> Soal Latihan 1
Jawablah pertanyaan berikut berdasarkan surat kepada Ibu Siti di bawah ini.
(a) Berapa uang belanja yang biasanya diberikan penulis kepada istrinya setiap bulan?
(b) Pada bulan apa istri penulis diajak berdagang?
(c) Berapa keuntungan yang sudah diperoleh usaha itu, dan setelah berjalan berapa hari?
> Soal Latihan 2
Teruskan surat kepada Ibu Siti di bawah ini, dimulai setelah kalimat terakhirnya.

> Kutipan Teks
============

Assalamulaikum Wr. wb,
Ibu Siti YTH,
Saya mempunyai masalah yang agak sedikit rumit.
Masalah nya begini, saya biasanya memberikan isteri uang belanja sebesar 2 jt setiap bulannya, namun di bulan februari tadi, isteri saya ini saya ajak berdagang, dan saya modali, lalu barang-barang dagangan nya ngambil nya dari saya, dan saya juga yang mengajari sekaligus mengenalkan usaha ini.
Alhamdulilah usahanya juga jalan lancar sama seperti saya, baru berjalan 15 hari, sudah mendapatkan untung sebesar 8 juta rupiah.

============

> Baris Hasil Ekstraksi
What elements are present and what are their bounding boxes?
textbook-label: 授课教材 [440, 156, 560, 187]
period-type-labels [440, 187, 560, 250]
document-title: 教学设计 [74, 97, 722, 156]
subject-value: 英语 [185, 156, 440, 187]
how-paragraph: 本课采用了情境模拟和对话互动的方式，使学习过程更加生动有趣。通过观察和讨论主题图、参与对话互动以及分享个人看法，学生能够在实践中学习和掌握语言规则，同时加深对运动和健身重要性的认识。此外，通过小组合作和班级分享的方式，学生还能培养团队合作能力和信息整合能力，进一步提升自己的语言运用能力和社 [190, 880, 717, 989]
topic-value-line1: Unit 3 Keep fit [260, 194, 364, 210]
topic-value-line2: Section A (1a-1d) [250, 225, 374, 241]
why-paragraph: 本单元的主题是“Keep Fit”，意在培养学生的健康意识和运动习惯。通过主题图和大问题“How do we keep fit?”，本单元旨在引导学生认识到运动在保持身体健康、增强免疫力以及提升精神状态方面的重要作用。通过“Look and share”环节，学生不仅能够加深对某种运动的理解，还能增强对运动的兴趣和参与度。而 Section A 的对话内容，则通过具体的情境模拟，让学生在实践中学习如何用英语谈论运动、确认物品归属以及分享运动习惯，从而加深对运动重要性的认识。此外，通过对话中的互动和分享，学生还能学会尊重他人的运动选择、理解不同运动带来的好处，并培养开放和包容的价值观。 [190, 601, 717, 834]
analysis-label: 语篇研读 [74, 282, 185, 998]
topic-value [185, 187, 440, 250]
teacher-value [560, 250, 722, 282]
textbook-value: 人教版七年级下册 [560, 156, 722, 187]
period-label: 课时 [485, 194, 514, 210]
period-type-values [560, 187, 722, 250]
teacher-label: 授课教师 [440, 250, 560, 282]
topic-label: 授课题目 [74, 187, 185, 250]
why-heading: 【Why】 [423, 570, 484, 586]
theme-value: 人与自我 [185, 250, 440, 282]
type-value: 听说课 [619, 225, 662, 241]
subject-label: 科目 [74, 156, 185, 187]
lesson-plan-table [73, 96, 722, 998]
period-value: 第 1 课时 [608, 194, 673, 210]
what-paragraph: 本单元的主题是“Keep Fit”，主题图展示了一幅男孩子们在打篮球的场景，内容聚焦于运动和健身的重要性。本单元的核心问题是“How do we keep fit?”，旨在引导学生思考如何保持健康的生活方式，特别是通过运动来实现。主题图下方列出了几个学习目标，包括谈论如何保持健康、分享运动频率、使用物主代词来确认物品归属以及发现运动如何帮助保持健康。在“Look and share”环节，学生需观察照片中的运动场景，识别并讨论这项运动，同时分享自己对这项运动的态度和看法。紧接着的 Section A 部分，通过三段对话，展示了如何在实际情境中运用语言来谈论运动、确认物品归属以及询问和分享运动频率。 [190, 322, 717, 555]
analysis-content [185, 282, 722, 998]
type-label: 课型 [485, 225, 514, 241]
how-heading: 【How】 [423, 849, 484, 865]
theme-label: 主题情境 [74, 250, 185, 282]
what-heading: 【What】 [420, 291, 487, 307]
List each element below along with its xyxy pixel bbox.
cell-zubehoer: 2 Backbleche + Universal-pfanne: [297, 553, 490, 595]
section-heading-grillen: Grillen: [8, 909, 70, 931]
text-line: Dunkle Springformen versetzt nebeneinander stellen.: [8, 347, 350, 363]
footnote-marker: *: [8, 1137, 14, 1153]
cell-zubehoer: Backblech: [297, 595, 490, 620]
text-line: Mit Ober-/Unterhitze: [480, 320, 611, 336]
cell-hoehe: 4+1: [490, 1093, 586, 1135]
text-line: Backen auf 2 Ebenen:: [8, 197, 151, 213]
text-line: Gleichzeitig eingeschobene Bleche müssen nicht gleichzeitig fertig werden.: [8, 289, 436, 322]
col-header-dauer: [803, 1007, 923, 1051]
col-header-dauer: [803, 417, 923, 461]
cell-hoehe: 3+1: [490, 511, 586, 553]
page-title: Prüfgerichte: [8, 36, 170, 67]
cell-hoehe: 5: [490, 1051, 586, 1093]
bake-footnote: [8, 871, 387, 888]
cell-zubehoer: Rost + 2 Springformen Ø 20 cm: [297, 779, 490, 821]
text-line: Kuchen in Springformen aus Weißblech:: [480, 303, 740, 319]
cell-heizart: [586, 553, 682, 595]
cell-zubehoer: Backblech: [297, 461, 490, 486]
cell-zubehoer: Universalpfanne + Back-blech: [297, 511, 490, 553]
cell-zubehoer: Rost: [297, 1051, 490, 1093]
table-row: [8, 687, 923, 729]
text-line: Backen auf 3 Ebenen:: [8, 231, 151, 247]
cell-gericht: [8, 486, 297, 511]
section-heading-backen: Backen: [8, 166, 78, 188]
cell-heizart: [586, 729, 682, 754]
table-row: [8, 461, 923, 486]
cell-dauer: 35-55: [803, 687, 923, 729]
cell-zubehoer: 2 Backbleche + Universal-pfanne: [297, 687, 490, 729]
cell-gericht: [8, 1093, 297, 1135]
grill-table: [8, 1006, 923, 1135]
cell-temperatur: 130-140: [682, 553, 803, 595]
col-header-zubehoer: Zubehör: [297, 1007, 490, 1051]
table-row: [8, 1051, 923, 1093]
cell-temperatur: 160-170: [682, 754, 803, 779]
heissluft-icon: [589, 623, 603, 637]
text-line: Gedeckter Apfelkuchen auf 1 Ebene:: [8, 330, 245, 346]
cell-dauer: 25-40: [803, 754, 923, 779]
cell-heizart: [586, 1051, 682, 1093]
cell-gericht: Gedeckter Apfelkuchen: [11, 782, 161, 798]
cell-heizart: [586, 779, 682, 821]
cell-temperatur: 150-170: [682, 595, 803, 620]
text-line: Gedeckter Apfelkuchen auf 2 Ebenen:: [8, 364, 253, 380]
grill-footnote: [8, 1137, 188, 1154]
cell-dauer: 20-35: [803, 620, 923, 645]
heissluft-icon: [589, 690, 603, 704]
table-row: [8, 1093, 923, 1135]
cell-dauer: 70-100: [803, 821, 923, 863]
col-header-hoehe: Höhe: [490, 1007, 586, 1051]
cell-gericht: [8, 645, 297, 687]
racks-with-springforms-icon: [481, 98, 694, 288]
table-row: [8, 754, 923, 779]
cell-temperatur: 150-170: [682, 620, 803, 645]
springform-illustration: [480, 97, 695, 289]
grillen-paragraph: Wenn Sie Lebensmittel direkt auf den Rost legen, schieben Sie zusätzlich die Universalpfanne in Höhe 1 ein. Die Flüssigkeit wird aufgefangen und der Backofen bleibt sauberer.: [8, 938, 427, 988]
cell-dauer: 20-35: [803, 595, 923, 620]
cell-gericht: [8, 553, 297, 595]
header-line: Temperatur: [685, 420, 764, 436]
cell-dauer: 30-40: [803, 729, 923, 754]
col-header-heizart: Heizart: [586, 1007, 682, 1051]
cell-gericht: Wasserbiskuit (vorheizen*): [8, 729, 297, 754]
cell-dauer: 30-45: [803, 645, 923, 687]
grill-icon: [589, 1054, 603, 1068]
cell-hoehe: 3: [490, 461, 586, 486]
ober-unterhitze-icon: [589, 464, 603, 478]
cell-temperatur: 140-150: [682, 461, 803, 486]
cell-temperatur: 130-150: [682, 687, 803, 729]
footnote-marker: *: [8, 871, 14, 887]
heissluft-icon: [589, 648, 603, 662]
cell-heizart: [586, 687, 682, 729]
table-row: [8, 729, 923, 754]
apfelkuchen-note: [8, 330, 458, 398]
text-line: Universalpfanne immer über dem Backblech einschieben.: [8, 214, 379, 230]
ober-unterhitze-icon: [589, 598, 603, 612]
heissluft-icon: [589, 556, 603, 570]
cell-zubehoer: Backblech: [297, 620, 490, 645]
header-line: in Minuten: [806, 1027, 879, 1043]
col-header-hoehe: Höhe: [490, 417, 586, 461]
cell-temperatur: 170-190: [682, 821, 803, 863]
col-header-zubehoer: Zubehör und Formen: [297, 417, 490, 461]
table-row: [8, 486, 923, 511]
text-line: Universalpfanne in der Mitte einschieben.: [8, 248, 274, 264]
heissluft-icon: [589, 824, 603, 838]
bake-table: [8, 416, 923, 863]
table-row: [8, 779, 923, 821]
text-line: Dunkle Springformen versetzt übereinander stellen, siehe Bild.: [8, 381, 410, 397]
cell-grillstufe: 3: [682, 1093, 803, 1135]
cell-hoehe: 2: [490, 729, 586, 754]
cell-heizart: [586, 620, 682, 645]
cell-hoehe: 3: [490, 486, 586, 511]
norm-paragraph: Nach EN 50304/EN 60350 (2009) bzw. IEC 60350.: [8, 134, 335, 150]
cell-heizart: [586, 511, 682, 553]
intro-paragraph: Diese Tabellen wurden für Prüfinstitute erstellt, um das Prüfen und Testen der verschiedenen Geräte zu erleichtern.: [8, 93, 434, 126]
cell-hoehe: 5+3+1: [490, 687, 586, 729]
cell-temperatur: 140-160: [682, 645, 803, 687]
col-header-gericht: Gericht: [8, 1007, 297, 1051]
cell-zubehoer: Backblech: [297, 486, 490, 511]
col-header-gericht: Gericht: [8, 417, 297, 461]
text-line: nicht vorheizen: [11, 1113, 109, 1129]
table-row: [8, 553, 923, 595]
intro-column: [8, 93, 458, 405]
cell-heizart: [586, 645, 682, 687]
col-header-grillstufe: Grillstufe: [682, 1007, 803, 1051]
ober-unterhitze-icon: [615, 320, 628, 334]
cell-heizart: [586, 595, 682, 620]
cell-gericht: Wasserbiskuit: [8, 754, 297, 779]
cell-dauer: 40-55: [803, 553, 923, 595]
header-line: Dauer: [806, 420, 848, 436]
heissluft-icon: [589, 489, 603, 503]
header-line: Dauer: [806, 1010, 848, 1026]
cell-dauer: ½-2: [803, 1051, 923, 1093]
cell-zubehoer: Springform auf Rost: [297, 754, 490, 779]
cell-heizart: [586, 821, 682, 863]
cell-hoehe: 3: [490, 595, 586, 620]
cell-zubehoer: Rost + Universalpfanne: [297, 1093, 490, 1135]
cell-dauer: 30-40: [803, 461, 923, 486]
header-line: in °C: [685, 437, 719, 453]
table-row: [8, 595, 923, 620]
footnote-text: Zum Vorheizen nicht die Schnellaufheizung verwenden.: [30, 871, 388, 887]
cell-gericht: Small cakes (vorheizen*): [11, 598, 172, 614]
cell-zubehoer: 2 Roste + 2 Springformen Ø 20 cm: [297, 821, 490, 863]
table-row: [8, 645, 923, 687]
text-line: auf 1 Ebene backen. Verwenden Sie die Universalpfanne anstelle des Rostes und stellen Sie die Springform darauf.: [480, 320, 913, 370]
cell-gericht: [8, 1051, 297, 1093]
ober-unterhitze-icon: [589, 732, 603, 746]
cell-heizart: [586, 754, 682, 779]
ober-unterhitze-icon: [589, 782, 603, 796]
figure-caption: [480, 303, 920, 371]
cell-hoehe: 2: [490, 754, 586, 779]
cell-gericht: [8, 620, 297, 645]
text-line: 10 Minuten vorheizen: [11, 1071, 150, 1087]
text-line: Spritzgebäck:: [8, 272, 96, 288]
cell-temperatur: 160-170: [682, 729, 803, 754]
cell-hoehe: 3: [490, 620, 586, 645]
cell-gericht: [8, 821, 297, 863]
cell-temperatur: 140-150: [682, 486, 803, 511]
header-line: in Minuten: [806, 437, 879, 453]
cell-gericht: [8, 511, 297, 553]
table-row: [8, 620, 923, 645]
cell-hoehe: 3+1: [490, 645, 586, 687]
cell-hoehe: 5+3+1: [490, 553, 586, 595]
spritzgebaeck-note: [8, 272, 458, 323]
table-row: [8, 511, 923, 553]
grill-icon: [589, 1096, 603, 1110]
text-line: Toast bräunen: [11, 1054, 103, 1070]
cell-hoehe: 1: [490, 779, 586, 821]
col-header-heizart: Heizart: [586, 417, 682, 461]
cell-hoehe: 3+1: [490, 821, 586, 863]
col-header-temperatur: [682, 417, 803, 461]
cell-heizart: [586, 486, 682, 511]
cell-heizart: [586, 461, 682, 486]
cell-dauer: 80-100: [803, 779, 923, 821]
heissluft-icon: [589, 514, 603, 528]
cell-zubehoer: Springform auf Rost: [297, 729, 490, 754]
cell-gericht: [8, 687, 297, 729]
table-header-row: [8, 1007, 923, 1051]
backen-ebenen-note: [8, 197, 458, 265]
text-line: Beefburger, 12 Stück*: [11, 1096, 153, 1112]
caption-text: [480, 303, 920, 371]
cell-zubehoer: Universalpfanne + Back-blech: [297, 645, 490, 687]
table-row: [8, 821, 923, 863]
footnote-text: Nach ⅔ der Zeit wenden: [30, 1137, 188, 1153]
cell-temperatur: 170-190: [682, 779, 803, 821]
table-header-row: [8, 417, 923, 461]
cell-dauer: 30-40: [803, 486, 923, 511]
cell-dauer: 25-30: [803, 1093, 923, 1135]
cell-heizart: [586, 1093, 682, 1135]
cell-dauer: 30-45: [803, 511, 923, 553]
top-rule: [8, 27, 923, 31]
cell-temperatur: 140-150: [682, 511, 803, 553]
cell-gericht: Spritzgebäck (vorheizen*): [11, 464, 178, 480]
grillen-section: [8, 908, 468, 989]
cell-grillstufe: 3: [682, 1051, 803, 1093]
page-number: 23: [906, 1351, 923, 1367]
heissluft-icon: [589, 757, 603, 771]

============

> Jawaban Latihan 1
(a) Sebesar 2 juta rupiah setiap bulan.
(b) Pada bulan Februari.
(c) Sebesar 8 juta rupiah, setelah berjalan 15 hari.

> Jawaban Latihan 2
Namun isteri saya ini walaupun sudah mendapatkan uang sebesar itu, masih minta jatah uang bulannya sebesar 2 juta rupiah itu, dan saya tidak mau ngasih di karenakan dia sekarang sudah memiliki penghasilan sendiri, terbukti cuma 15 hari saja, sudah dapat 8 jt rupiah.
Lalu saya jelaskan pada nya, bahwa kalau sudah ada uang sendiri, ngapain masih minta jatah bulanan?, kan sudah ada pemasukan sendiri. lalu saya tanyakan, pilih ikut dalam usaha, atau cuma terima uang bulanan saja.
Dan isteri saya ini juga punya prinsip, " katanya uang isteri suami tidak boleh minta, sedangkan uang suami, isteri boleh pakai."
Saya seperti hidup sendiri saja, walaupun sudah berumah tangga, maunya saya, isteri saya itu saling berbagi dalam menyelesaikan permasalah hidup, bukan semuanya di timpakan kepada saya.
Beban saya sendiri juga sudah berat, harus bayar listrik, PAM, internet, asuransi anak, pendidikan anak, dan lain sebagainya.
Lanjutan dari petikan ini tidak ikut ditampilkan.